## EXCERPTED PASSAGE

================

Closely related to the pathogenetic issue, whether COVID‐19‐related GBS is a post‐infectious or a para‐infectious disease is still debated [9, 45]. In our series, the mean interval from onset of COVID‐19 and GBS symptoms was 18.02 days. Only 20% of patients showed a clear post‐infectious course of disease, whilst in 80% of patients GBS symptoms developed whilst COVID‐19 symptoms were still ongoing. However, it was not possible to establish whether the latter group of patients have a “true” para‐infectious disease because of the persistence of respiratory symptoms and chest computed tomography scan abnormalities in the post‐viremic hyperinflammatory phase, meaning beyond the viremic early infection and pulmonary phases [46, 47, 48].

Regarding clinical findings, our data do not differ from those previously reported [9]. Compared with non‐COVID‐19‐related GBS, the COVID‐19‐related disease is predominantly an AIDP and it is usually more severe with a lower mean MCR score, a higher Hughes score, more frequent autonomic dysfunction and more frequent intensive care unit admission. As previously reported, no statistically significant differences in the response rate to therapy between COVID‐19‐related and non‐related GBS have been found in the present study [9].

Interestingly, COVID‐19‐positive GBS patients mainly present with a symptomatic SARS‐CoV‐2 infection, since almost all the patients had lung involvement with signs of interstitial pneumonia and needed oxygen therapy, suggesting that GBS mainly develops following moderate or severe COVID‐19 infections and seems less likely in asymptomatic or paucisymptomatic forms.

================

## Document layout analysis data
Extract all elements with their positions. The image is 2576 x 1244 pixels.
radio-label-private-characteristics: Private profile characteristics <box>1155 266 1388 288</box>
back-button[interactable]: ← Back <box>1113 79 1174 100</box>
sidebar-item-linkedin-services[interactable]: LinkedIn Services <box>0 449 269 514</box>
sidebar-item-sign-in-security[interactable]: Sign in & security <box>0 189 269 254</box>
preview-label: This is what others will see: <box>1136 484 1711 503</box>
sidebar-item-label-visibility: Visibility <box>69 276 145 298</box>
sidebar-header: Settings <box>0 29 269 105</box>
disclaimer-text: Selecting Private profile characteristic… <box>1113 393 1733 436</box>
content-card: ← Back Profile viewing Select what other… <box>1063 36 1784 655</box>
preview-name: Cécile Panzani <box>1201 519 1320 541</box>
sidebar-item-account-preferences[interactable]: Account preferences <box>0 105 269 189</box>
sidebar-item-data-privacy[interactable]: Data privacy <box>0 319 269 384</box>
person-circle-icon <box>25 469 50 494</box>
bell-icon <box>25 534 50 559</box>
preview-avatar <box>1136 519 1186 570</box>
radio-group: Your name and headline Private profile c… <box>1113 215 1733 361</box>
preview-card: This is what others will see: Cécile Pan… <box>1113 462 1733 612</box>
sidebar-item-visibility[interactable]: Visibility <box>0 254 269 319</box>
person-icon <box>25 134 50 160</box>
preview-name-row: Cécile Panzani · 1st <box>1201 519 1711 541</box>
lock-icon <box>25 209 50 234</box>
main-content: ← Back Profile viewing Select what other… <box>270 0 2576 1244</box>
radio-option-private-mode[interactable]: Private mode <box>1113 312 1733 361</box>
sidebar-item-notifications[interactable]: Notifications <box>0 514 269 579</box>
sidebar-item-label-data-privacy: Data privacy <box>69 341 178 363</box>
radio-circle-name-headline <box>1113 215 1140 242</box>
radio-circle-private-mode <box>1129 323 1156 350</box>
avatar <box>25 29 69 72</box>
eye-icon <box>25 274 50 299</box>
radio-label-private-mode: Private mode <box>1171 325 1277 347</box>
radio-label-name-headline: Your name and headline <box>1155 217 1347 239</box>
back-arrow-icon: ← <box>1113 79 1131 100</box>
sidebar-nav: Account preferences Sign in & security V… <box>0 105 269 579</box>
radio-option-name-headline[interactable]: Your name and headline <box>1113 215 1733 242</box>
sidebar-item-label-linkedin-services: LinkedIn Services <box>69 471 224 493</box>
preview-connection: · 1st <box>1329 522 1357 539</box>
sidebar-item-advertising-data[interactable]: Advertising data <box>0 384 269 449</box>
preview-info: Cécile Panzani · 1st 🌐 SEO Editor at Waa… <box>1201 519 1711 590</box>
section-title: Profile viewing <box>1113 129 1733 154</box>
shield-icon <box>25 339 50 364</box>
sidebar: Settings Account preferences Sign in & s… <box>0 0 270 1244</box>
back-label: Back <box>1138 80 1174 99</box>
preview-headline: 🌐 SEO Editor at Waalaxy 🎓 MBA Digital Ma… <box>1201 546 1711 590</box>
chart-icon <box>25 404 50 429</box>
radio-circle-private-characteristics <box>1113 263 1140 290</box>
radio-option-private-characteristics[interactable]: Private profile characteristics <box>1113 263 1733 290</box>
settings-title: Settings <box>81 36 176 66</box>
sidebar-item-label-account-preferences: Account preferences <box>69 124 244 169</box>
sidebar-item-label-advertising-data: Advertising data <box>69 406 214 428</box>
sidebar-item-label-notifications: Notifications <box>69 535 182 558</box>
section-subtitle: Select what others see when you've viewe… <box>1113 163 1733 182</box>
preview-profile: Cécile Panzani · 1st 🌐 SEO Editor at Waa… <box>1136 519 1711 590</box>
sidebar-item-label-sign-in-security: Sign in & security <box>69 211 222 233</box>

================

## EXERCISE A
Using the passage on COVID-19-related GBS, answer these:
(i) What was the mean interval between onset of COVID-19 and GBS symptoms in the series?
(ii) Compared with non-COVID-19-related GBS, what form is the COVID-19-related disease predominantly?
(iii) What did almost all the COVID-19-positive GBS patients show in their lungs?
## EXERCISE B
From the passage on COVID-19-related GBS, set down the stretch from "Regarding clinical findings, our" through "present study [9]." word for word.
## EXERCISE C
Resume the passage on COVID-19-related GBS, starting after its last sentence.

## EXPECTED OUTPUT A
(i) 18.02 days
(ii) An AIDP
(iii) Lung involvement with signs of interstitial pneumonia

## EXPECTED OUTPUT B
Regarding clinical findings, our data do not differ from those previously reported [9]. Compared with non‐COVID‐19‐related GBS, the COVID‐19‐related disease is predominantly an AIDP and it is usually more severe with a lower mean MCR score, a higher Hughes score, more frequent autonomic dysfunction and more frequent intensive care unit admission. As previously reported, no statistically significant differences in the response rate to therapy between COVID‐19‐related and non‐related GBS have been found in the present study [9].

## EXPECTED OUTPUT C
The current study has some limitations. First, data regarding GBS patients between January 2019 and February 2020 were retrospectively collected and some cases may have been missed.

Secondly, although our study includes main reference centers for acute neurological diseases in northeastern Italy, it is likely that additional patients with GBS may have been admitted to other hospitals, thus leading to an underestimation of the global incidence of GBS. However, the incidence of GBS calculated in 2019 is comparable to that previously reported in the north of Italy and the selection bias is identical for data collected both in the pre‐pandemic period and the COVID‐19 era, so that the difference in the observed rates between 2019 and 2020 remains valid.

Despite these limitations, to our knowledge this is the study with the largest cohort of COVID‐19‐positive patients who have developed GBS and with the longest observation period. Our results confirm an increase in GBS cases in the COVID‐19 era compared to the previous year in northeast Italy and highlights how GBS cases related to COVID‐19 represent a significant part of the total, thus suggesting a relation between COVID‐19 and GBS.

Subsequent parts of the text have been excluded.